Exercise details:
Collect every line of the records below that contains the word "correctamente".

Supplied information:
==================================================

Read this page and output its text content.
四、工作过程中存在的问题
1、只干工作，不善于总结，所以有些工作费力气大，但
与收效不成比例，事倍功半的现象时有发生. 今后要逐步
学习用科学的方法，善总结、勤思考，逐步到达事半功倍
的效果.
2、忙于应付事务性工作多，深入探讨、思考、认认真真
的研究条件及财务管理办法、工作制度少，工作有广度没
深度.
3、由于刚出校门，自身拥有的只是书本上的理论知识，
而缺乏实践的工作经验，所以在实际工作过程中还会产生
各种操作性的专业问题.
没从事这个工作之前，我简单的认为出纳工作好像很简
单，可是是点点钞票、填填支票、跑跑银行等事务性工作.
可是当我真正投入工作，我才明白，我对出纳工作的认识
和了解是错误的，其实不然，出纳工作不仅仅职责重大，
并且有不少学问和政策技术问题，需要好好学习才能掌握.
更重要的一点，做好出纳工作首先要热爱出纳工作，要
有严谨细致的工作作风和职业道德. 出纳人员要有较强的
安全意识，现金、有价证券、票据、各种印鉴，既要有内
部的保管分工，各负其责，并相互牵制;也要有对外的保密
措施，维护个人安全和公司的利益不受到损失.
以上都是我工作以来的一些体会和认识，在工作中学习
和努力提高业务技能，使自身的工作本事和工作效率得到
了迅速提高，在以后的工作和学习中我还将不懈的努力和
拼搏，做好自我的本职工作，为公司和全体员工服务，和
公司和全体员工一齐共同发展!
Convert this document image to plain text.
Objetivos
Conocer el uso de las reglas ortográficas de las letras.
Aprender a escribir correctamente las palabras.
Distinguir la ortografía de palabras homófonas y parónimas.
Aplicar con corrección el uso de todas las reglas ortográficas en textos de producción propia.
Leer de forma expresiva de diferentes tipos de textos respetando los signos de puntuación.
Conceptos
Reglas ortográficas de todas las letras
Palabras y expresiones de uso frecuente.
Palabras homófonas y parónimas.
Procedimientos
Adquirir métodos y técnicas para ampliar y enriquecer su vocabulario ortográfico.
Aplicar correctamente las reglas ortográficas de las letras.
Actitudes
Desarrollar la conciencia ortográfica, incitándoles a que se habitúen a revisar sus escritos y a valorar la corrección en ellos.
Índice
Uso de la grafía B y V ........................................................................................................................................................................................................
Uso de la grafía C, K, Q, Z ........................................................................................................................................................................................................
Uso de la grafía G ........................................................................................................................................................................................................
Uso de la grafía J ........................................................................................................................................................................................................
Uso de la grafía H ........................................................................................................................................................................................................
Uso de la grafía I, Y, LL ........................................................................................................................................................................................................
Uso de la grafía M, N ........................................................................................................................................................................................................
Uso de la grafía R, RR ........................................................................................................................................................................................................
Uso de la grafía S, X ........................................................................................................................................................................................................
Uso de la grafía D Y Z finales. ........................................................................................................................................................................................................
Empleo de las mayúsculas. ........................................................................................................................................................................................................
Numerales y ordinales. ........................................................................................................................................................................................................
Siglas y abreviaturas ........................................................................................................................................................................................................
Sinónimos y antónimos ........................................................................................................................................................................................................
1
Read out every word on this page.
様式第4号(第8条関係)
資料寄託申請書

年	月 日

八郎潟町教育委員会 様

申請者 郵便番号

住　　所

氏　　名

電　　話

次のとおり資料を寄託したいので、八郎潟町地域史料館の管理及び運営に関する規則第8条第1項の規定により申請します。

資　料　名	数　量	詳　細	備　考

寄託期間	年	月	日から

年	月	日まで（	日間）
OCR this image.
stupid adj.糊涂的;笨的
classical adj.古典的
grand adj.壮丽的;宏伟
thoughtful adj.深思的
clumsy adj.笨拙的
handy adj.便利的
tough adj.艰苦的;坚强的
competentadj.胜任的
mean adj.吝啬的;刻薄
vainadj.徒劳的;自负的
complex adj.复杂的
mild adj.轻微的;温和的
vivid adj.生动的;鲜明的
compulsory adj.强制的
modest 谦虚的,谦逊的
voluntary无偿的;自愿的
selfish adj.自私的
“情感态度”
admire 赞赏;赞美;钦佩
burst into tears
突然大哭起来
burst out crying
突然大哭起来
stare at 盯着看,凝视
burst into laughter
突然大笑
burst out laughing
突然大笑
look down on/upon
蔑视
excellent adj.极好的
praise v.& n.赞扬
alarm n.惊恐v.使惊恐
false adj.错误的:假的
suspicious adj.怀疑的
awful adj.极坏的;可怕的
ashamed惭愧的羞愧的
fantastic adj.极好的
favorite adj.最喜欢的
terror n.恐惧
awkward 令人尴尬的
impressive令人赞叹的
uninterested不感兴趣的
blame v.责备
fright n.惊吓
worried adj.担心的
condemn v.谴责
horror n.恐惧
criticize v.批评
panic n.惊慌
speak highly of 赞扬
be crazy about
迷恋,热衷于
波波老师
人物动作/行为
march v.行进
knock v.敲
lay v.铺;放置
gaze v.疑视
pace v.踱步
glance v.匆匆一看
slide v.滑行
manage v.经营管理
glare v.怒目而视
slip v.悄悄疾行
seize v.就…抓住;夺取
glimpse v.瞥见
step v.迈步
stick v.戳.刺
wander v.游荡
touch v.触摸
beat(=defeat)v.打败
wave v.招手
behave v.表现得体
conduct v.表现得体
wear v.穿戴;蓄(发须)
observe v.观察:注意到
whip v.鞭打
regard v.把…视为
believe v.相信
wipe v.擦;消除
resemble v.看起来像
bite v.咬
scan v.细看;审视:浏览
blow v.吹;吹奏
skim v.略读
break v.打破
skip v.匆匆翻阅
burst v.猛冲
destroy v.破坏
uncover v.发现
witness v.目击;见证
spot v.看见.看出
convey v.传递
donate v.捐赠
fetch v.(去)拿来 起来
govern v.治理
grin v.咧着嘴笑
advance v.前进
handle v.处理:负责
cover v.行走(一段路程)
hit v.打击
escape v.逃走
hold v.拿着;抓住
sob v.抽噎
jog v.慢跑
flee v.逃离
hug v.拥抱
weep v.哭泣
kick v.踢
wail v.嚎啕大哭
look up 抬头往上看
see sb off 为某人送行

==================================================

Response to this exercise:
Aprender a escribir correctamente las palabras.
Aplicar correctamente las reglas ortográficas de las letras.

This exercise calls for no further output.